_OBJECTIVE_
Repeat exactly each line of the data provided below.

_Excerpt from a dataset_
____________
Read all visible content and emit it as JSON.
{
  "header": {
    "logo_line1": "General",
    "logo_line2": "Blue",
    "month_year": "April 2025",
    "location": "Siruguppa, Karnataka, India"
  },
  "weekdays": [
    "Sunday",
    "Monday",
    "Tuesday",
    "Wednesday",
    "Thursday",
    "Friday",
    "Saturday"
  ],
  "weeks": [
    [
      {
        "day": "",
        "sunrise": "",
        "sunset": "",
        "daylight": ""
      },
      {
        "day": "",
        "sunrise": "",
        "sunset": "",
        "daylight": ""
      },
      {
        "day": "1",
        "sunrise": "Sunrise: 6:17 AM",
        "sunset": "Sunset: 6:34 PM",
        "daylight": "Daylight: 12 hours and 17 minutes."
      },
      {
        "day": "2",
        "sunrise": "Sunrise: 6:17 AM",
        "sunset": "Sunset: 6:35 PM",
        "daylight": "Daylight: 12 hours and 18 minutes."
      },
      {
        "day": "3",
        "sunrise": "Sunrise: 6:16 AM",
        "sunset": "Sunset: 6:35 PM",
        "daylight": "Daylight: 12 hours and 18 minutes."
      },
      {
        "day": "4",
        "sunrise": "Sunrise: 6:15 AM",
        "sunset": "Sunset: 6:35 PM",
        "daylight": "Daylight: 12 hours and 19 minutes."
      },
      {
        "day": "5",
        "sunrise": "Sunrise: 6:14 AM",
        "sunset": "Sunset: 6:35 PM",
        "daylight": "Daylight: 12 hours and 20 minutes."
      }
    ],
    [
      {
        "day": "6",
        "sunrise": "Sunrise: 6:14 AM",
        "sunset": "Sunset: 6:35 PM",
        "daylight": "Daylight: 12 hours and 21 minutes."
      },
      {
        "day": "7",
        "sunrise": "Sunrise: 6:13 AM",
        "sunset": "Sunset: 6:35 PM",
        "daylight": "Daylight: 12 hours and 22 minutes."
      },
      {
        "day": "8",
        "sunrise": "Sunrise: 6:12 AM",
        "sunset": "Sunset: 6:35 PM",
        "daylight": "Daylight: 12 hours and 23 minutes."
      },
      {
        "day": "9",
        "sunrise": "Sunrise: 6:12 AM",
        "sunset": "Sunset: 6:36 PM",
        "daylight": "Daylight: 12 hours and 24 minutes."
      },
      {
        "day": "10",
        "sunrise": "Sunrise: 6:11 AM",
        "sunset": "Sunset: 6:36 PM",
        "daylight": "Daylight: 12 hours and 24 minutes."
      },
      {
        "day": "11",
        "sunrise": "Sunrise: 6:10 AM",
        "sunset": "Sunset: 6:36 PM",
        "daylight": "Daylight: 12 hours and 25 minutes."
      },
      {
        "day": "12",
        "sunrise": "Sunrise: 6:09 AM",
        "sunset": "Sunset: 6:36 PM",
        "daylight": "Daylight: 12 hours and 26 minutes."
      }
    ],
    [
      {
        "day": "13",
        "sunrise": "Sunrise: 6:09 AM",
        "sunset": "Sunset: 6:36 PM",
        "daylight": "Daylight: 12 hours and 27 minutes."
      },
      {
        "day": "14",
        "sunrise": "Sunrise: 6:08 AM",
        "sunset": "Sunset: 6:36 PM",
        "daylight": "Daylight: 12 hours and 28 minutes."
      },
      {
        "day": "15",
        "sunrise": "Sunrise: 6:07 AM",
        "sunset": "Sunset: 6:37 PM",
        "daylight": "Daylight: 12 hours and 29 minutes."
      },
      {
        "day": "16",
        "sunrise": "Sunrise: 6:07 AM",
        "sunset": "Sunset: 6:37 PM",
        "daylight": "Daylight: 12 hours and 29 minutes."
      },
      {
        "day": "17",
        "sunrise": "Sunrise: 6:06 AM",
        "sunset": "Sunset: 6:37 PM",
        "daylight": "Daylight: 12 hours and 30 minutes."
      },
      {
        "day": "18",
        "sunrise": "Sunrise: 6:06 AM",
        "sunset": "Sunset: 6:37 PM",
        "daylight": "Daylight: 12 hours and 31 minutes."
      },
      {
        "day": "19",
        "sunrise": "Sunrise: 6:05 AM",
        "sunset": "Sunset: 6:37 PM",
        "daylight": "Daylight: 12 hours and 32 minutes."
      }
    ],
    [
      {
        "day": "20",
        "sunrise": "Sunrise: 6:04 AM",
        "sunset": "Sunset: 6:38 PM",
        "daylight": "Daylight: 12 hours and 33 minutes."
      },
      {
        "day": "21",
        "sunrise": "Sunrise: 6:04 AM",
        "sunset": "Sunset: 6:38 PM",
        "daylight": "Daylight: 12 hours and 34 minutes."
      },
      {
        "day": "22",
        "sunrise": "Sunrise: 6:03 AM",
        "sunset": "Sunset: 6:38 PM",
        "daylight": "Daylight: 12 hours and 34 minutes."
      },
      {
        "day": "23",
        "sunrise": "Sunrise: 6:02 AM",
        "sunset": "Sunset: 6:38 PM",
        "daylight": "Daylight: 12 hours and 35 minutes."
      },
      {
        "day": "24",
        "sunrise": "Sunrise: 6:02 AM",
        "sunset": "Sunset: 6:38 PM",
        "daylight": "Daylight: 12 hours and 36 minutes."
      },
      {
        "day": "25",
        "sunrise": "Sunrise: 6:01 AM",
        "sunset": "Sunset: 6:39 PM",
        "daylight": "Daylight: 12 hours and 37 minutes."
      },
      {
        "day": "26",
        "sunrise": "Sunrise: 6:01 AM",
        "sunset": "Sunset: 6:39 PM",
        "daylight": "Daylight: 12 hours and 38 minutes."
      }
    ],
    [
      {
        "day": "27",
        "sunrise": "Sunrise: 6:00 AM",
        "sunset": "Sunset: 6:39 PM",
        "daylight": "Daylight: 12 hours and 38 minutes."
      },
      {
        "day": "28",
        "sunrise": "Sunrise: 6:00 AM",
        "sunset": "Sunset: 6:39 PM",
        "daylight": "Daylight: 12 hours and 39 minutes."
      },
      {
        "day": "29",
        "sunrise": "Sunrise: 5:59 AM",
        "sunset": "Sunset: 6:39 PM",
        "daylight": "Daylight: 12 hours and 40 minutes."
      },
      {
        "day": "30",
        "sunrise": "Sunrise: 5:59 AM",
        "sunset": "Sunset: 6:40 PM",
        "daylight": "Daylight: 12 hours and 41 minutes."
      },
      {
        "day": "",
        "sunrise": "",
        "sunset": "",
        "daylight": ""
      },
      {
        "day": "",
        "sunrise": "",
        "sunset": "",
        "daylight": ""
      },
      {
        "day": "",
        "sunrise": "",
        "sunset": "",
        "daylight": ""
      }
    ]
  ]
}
____________
_OUTPUT FOR THIS TASK_
Read all visible content and emit it as JSON.
{
  "header": {
    "logo_line1": "General",
    "logo_line2": "Blue",
    "month_year": "April 2025",
    "location": "Siruguppa, Karnataka, India"
  },
  "weekdays": [
    "Sunday",
    "Monday",
    "Tuesday",
    "Wednesday",
    "Thursday",
    "Friday",
    "Saturday"
  ],
  "weeks": [
    [
      {
        "day": "",
        "sunrise": "",
        "sunset": "",
        "daylight": ""
      },
      {
        "day": "",
        "sunrise": "",
        "sunset": "",
        "daylight": ""
      },
      {
        "day": "1",
        "sunrise": "Sunrise: 6:17 AM",
        "sunset": "Sunset: 6:34 PM",
        "daylight": "Daylight: 12 hours and 17 minutes."
      },
      {
        "day": "2",
        "sunrise": "Sunrise: 6:17 AM",
        "sunset": "Sunset: 6:35 PM",
        "daylight": "Daylight: 12 hours and 18 minutes."
      },
      {
        "day": "3",
        "sunrise": "Sunrise: 6:16 AM",
        "sunset": "Sunset: 6:35 PM",
        "daylight": "Daylight: 12 hours and 18 minutes."
      },
      {
        "day": "4",
        "sunrise": "Sunrise: 6:15 AM",
        "sunset": "Sunset: 6:35 PM",
        "daylight": "Daylight: 12 hours and 19 minutes."
      },
      {
        "day": "5",
        "sunrise": "Sunrise: 6:14 AM",
        "sunset": "Sunset: 6:35 PM",
        "daylight": "Daylight: 12 hours and 20 minutes."
      }
    ],
    [
      {
        "day": "6",
        "sunrise": "Sunrise: 6:14 AM",
        "sunset": "Sunset: 6:35 PM",
        "daylight": "Daylight: 12 hours and 21 minutes."
      },
      {
        "day": "7",
        "sunrise": "Sunrise: 6:13 AM",
        "sunset": "Sunset: 6:35 PM",
        "daylight": "Daylight: 12 hours and 22 minutes."
      },
      {
        "day": "8",
        "sunrise": "Sunrise: 6:12 AM",
        "sunset": "Sunset: 6:35 PM",
        "daylight": "Daylight: 12 hours and 23 minutes."
      },
      {
        "day": "9",
        "sunrise": "Sunrise: 6:12 AM",
        "sunset": "Sunset: 6:36 PM",
        "daylight": "Daylight: 12 hours and 24 minutes."
      },
      {
        "day": "10",
        "sunrise": "Sunrise: 6:11 AM",
        "sunset": "Sunset: 6:36 PM",
        "daylight": "Daylight: 12 hours and 24 minutes."
      },
      {
        "day": "11",
        "sunrise": "Sunrise: 6:10 AM",
        "sunset": "Sunset: 6:36 PM",
        "daylight": "Daylight: 12 hours and 25 minutes."
      },
      {
        "day": "12",
        "sunrise": "Sunrise: 6:09 AM",
        "sunset": "Sunset: 6:36 PM",
        "daylight": "Daylight: 12 hours and 26 minutes."
      }
    ],
    [
      {
        "day": "13",
        "sunrise": "Sunrise: 6:09 AM",
        "sunset": "Sunset: 6:36 PM",
        "daylight": "Daylight: 12 hours and 27 minutes."
      },
      {
        "day": "14",
        "sunrise": "Sunrise: 6:08 AM",
        "sunset": "Sunset: 6:36 PM",
        "daylight": "Daylight: 12 hours and 28 minutes."
      },
      {
        "day": "15",
        "sunrise": "Sunrise: 6:07 AM",
        "sunset": "Sunset: 6:37 PM",
        "daylight": "Daylight: 12 hours and 29 minutes."
      },
      {
        "day": "16",
        "sunrise": "Sunrise: 6:07 AM",
        "sunset": "Sunset: 6:37 PM",
        "daylight": "Daylight: 12 hours and 29 minutes."
      },
      {
        "day": "17",
        "sunrise": "Sunrise: 6:06 AM",
        "sunset": "Sunset: 6:37 PM",
        "daylight": "Daylight: 12 hours and 30 minutes."
      },
      {
        "day": "18",
        "sunrise": "Sunrise: 6:06 AM",
        "sunset": "Sunset: 6:37 PM",
        "daylight": "Daylight: 12 hours and 31 minutes."
      },
      {
        "day": "19",
        "sunrise": "Sunrise: 6:05 AM",
        "sunset": "Sunset: 6:37 PM",
        "daylight": "Daylight: 12 hours and 32 minutes."
      }
    ],
    [
      {
        "day": "20",
        "sunrise": "Sunrise: 6:04 AM",
        "sunset": "Sunset: 6:38 PM",
        "daylight": "Daylight: 12 hours and 33 minutes."
      },
      {
        "day": "21",
        "sunrise": "Sunrise: 6:04 AM",
        "sunset": "Sunset: 6:38 PM",
        "daylight": "Daylight: 12 hours and 34 minutes."
      },
      {
        "day": "22",
        "sunrise": "Sunrise: 6:03 AM",
        "sunset": "Sunset: 6:38 PM",
        "daylight": "Daylight: 12 hours and 34 minutes."
      },
      {
        "day": "23",
        "sunrise": "Sunrise: 6:02 AM",
        "sunset": "Sunset: 6:38 PM",
        "daylight": "Daylight: 12 hours and 35 minutes."
      },
      {
        "day": "24",
        "sunrise": "Sunrise: 6:02 AM",
        "sunset": "Sunset: 6:38 PM",
        "daylight": "Daylight: 12 hours and 36 minutes."
      },
      {
        "day": "25",
        "sunrise": "Sunrise: 6:01 AM",
        "sunset": "Sunset: 6:39 PM",
        "daylight": "Daylight: 12 hours and 37 minutes."
      },
      {
        "day": "26",
        "sunrise": "Sunrise: 6:01 AM",
        "sunset": "Sunset: 6:39 PM",
        "daylight": "Daylight: 12 hours and 38 minutes."
      }
    ],
    [
      {
        "day": "27",
        "sunrise": "Sunrise: 6:00 AM",
        "sunset": "Sunset: 6:39 PM",
        "daylight": "Daylight: 12 hours and 38 minutes."
      },
      {
        "day": "28",
        "sunrise": "Sunrise: 6:00 AM",
        "sunset": "Sunset: 6:39 PM",
        "daylight": "Daylight: 12 hours and 39 minutes."
      },
      {
        "day": "29",
        "sunrise": "Sunrise: 5:59 AM",
        "sunset": "Sunset: 6:39 PM",
        "daylight": "Daylight: 12 hours and 40 minutes."
      },
      {
        "day": "30",
        "sunrise": "Sunrise: 5:59 AM",
        "sunset": "Sunset: 6:40 PM",
        "daylight": "Daylight: 12 hours and 41 minutes."
      },
      {
        "day": "",
        "sunrise": "",
        "sunset": "",
        "daylight": ""
      },
      {
        "day": "",
        "sunrise": "",
        "sunset": "",
        "daylight": ""
      },
      {
        "day": "",
        "sunrise": "",
        "sunset": "",
        "daylight": ""
      }
    ]
  ]
}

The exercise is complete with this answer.